Short exercise: Read the listing below and copy out every line that holds "milk".

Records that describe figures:
>>>

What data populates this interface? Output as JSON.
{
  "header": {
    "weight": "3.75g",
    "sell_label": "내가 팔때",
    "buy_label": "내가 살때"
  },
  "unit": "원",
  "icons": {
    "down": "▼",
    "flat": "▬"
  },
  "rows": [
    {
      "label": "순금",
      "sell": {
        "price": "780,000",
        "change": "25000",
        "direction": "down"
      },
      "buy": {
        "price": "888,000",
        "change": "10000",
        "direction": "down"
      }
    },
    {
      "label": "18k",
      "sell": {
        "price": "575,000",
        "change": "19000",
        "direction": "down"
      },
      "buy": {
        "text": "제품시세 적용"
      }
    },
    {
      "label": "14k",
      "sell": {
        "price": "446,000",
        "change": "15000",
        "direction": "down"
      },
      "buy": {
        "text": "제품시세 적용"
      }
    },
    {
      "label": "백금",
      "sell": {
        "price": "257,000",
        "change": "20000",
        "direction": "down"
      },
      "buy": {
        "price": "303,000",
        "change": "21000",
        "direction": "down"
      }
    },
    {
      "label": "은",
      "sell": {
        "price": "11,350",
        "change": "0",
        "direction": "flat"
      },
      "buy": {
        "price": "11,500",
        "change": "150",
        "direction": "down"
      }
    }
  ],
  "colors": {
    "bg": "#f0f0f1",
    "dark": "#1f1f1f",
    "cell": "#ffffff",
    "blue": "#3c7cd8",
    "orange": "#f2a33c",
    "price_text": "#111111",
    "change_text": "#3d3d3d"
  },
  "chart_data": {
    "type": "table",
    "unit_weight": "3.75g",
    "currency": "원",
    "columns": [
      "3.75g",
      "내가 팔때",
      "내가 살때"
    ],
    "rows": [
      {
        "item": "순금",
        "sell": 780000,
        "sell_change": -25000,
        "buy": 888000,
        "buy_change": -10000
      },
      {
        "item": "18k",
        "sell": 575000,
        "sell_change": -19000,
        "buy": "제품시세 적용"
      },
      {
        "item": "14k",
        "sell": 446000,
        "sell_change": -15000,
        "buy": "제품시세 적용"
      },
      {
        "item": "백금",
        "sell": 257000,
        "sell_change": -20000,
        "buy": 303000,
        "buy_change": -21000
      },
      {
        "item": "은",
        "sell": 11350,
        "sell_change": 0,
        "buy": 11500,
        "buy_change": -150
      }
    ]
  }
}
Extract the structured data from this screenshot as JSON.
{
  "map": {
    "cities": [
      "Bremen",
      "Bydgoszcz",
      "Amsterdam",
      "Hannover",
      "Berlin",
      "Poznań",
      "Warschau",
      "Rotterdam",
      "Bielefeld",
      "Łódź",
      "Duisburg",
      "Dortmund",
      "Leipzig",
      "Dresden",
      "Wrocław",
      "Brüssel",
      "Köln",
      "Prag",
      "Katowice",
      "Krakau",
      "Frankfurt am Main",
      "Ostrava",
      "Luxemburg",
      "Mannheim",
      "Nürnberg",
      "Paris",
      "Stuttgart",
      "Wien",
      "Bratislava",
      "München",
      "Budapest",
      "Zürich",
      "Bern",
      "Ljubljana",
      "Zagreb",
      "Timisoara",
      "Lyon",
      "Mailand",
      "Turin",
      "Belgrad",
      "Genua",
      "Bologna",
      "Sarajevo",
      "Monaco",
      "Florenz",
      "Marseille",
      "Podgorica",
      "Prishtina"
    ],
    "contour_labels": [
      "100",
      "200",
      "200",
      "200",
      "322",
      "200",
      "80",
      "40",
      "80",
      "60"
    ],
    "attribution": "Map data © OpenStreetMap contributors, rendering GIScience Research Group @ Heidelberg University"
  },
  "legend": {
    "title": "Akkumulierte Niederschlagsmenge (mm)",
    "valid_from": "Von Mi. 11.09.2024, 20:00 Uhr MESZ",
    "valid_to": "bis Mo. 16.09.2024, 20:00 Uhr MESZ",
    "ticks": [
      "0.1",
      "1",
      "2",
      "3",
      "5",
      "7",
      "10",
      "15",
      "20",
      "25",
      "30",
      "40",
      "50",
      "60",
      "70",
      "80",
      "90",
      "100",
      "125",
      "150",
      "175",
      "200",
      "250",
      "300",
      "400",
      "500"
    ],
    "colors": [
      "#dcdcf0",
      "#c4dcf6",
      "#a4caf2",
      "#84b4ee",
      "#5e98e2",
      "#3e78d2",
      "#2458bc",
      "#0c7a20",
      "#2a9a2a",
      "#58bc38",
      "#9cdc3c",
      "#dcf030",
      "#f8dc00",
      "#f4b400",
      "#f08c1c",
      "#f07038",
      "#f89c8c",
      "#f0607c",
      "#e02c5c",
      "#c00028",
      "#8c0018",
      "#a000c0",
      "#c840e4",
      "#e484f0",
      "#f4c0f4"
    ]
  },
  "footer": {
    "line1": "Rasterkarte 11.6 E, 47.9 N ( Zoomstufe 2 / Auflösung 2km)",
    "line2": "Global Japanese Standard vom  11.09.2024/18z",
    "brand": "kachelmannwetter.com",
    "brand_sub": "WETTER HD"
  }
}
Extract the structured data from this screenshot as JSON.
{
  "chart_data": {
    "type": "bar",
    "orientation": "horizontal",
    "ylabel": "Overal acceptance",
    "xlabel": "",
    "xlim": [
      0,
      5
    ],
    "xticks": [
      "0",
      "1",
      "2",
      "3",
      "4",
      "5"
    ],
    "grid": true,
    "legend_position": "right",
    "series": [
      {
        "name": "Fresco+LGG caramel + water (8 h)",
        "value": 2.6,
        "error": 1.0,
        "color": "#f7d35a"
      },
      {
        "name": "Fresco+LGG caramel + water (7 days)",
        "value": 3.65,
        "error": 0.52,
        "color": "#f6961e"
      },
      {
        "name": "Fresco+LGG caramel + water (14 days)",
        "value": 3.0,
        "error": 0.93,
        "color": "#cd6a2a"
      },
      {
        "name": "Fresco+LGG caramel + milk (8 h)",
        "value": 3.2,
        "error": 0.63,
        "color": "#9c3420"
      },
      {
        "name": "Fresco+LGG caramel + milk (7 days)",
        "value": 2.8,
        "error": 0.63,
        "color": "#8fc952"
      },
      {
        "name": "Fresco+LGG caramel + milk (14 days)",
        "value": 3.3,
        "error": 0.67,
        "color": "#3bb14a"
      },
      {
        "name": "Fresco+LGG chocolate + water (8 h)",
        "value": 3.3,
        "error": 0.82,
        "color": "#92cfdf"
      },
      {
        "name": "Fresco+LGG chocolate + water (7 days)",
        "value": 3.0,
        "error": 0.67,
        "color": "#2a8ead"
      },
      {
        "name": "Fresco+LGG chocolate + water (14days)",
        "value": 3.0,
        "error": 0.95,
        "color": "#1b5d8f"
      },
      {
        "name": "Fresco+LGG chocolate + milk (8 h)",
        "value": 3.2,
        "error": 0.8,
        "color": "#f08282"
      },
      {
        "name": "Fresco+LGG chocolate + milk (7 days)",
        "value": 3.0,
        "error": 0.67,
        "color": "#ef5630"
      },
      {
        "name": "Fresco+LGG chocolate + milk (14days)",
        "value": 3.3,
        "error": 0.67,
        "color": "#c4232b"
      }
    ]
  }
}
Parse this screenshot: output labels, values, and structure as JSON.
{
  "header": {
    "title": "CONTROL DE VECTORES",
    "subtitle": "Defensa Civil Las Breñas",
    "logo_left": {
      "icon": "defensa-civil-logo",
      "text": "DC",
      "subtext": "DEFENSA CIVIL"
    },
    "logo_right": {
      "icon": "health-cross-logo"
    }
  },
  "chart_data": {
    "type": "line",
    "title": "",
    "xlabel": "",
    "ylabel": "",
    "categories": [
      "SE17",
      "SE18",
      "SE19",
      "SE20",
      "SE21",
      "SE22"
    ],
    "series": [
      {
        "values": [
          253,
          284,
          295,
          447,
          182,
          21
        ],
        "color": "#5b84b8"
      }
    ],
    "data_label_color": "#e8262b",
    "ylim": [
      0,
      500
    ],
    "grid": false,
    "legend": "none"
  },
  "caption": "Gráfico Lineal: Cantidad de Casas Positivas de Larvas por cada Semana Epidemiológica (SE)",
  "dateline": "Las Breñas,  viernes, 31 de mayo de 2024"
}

<<<

Response for this exercise:
        "name": "Fresco+LGG caramel + milk (8 h)",
        "name": "Fresco+LGG caramel + milk (7 days)",
        "name": "Fresco+LGG caramel + milk (14 days)",
        "name": "Fresco+LGG chocolate + milk (8 h)",
        "name": "Fresco+LGG chocolate + milk (7 days)",
        "name": "Fresco+LGG chocolate + milk (14days)",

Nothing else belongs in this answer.